━━ GIVEN DATA

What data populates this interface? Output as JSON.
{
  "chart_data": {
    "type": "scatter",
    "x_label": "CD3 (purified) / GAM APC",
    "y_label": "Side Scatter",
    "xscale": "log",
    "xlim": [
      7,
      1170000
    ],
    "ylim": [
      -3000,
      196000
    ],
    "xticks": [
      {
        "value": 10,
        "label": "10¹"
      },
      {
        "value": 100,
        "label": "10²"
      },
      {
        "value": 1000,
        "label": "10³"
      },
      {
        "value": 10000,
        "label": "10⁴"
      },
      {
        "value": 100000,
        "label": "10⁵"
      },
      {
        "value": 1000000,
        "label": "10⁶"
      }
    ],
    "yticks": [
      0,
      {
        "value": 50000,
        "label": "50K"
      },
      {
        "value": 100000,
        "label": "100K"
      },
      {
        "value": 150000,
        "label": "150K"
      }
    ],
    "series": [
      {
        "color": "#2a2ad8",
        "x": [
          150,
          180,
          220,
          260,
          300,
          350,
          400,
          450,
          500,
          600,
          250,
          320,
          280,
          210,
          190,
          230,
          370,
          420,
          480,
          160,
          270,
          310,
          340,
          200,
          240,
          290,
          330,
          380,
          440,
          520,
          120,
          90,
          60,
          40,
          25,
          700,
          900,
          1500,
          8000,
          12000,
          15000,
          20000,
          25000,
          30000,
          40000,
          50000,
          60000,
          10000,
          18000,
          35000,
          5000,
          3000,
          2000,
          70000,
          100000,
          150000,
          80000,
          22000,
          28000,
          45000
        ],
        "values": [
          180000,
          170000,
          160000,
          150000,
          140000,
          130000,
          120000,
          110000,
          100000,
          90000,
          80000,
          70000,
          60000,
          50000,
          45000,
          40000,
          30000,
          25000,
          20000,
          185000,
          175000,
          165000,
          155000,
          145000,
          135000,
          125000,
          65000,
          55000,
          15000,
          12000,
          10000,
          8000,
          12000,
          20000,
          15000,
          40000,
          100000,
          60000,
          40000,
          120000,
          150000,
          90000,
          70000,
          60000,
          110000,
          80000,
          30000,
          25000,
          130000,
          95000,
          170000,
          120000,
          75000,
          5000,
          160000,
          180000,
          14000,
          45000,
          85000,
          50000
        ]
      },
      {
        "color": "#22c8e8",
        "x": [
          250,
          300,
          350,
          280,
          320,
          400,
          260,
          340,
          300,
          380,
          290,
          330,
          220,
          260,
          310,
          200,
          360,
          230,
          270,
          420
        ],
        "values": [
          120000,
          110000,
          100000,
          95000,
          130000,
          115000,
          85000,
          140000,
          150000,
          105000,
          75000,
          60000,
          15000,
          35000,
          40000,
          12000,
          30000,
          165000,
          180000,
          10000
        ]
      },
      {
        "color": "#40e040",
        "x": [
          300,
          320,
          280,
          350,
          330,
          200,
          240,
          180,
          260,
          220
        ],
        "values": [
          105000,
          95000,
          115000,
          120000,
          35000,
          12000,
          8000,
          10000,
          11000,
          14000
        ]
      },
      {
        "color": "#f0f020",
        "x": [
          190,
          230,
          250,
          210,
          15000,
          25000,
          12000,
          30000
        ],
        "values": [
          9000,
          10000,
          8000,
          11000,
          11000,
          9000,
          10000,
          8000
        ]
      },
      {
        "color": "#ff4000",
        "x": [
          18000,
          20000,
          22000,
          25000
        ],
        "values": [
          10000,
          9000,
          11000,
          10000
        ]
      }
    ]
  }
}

━━━━
━━ GIVEN DATA

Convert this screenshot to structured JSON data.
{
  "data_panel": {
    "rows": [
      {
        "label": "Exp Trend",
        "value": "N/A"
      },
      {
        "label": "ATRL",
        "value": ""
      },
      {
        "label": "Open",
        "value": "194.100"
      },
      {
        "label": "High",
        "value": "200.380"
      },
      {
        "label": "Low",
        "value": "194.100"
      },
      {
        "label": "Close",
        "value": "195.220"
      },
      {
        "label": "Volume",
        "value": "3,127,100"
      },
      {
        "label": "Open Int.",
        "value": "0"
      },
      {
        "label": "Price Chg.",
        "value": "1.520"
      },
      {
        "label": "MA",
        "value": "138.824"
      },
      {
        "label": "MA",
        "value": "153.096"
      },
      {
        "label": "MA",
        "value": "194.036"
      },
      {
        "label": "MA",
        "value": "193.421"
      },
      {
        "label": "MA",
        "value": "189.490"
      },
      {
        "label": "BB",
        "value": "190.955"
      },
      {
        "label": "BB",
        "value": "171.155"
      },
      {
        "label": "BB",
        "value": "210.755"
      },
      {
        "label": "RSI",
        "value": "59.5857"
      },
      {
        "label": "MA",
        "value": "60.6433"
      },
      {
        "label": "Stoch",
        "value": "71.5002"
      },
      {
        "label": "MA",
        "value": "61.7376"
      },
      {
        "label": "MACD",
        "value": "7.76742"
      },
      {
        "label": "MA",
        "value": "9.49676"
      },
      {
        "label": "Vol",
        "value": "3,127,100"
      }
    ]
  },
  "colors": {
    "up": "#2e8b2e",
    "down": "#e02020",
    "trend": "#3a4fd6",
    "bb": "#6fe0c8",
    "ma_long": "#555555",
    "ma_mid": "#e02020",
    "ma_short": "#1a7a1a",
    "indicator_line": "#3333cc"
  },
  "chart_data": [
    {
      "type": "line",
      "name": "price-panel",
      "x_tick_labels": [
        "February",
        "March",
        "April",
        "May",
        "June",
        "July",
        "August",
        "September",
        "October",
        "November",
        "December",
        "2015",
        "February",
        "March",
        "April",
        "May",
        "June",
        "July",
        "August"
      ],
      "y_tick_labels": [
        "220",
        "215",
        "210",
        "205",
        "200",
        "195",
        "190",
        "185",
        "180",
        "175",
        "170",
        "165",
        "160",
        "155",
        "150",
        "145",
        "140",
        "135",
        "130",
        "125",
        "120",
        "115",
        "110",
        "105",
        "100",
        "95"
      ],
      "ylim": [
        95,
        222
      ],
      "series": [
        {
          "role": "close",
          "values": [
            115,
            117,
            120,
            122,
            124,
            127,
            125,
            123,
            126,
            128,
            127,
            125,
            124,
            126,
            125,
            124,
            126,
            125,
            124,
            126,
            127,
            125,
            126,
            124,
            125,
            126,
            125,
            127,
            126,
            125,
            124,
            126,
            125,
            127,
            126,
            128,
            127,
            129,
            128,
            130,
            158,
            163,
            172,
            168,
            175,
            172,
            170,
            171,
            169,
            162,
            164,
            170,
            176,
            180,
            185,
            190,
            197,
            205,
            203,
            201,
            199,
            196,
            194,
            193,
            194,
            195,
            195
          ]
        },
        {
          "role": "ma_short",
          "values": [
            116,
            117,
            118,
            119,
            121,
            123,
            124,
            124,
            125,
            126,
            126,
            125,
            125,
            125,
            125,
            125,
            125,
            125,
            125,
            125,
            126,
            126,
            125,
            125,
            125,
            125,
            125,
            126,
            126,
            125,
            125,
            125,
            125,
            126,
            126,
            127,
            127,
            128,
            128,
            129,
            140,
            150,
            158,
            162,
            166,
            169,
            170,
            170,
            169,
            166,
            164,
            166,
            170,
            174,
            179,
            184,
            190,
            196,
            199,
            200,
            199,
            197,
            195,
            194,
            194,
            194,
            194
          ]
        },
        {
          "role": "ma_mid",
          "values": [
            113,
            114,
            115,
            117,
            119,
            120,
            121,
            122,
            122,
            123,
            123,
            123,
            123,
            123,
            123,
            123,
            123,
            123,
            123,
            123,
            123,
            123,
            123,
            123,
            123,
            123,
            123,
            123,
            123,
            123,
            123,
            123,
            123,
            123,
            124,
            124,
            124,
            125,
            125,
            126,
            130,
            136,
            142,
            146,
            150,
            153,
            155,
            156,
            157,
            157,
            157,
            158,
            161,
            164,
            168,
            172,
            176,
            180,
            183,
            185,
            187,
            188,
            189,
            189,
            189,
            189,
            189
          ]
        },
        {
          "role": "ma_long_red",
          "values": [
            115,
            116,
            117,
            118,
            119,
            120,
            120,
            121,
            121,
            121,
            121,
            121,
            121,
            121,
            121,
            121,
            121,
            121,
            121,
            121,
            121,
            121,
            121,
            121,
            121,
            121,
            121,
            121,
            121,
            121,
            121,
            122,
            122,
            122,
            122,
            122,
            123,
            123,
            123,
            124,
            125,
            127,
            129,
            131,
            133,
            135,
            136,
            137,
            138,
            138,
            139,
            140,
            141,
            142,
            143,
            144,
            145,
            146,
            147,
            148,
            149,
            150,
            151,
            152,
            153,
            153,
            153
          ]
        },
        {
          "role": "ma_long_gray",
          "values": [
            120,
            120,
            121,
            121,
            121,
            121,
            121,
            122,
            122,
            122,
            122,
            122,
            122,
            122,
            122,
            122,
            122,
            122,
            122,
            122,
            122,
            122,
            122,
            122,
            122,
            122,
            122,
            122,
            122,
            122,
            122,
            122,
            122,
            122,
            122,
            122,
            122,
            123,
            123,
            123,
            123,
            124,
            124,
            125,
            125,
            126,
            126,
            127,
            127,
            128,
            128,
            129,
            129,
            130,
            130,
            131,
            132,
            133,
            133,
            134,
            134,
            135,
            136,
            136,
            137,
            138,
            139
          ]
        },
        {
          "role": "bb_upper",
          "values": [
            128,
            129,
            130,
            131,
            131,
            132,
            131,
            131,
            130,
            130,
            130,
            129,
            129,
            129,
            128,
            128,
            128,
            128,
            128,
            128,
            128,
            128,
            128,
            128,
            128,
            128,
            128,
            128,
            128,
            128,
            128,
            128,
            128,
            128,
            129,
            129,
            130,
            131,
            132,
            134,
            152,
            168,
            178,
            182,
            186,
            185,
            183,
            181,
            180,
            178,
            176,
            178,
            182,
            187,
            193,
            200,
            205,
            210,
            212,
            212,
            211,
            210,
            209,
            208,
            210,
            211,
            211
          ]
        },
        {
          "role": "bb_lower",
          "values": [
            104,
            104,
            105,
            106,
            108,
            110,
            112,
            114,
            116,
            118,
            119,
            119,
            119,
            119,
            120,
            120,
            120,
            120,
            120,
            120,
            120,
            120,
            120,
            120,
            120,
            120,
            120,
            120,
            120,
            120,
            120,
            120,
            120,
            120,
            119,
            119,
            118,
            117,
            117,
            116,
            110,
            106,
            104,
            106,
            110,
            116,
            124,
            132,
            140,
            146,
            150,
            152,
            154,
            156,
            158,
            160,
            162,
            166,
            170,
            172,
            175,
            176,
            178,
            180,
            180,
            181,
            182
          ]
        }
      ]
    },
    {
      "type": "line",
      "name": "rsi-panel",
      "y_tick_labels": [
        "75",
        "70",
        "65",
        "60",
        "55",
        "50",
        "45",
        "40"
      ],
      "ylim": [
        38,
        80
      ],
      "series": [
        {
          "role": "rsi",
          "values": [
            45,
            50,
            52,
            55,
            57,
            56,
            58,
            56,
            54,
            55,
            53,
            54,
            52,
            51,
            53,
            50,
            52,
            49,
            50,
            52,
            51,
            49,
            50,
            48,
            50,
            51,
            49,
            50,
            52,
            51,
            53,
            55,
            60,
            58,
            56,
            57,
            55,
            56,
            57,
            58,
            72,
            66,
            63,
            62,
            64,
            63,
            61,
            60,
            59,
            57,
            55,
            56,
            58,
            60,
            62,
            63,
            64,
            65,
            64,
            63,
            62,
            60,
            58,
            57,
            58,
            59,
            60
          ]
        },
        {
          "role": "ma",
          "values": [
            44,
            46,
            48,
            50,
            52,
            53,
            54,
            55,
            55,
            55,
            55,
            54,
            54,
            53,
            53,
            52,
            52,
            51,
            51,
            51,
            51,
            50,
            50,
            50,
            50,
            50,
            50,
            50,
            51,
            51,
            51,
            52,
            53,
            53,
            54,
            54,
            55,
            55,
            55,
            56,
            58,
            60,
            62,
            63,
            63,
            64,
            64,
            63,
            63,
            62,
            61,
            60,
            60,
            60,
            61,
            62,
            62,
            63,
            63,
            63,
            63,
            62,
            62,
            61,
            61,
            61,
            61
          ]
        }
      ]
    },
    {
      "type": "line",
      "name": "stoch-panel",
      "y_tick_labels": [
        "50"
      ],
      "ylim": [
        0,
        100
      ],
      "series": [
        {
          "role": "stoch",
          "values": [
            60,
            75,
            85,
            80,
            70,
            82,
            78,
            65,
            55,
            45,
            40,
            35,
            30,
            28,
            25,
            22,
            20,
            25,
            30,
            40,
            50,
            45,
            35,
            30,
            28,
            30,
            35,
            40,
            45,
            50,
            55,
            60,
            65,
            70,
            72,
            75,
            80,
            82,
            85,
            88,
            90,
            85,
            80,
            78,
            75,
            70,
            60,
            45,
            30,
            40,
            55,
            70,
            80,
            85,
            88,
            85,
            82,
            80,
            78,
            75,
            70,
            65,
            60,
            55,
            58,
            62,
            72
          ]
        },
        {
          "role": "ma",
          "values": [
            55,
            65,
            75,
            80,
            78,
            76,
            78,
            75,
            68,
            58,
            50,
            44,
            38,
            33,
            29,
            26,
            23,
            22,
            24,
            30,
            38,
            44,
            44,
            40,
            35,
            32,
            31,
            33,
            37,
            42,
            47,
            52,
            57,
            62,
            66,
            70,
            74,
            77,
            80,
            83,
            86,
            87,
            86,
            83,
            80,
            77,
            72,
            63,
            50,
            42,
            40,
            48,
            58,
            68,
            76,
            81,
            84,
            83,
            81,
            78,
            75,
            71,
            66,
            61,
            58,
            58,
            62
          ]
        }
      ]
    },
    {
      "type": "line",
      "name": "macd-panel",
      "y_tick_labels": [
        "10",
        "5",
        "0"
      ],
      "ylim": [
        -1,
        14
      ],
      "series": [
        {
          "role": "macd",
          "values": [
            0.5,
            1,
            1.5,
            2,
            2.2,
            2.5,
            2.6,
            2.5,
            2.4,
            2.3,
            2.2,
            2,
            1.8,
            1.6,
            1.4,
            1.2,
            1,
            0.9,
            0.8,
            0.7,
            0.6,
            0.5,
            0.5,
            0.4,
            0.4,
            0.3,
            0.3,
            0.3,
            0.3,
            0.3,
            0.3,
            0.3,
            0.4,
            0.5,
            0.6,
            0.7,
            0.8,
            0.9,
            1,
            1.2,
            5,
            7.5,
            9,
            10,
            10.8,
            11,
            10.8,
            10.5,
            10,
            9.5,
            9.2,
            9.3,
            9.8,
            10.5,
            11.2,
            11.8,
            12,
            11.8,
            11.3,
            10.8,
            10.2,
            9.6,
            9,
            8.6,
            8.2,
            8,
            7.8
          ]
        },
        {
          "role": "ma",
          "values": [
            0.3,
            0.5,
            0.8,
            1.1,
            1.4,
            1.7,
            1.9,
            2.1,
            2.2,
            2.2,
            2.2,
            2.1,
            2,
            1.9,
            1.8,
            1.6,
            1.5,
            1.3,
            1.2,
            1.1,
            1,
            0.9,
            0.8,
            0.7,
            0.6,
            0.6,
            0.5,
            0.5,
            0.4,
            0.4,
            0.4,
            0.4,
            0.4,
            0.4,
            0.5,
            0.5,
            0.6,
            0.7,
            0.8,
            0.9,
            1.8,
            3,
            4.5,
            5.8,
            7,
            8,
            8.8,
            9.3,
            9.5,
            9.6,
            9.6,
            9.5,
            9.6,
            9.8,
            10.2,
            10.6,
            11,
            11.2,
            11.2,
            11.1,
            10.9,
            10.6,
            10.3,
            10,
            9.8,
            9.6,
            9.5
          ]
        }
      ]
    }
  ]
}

━━━━

PROBLEM TO SOLVE
Scan the listing above. Gather each line that contains the word "name".

EXPECTED ANSWER
      "name": "price-panel",
      "name": "rsi-panel",
      "name": "stoch-panel",
      "name": "macd-panel",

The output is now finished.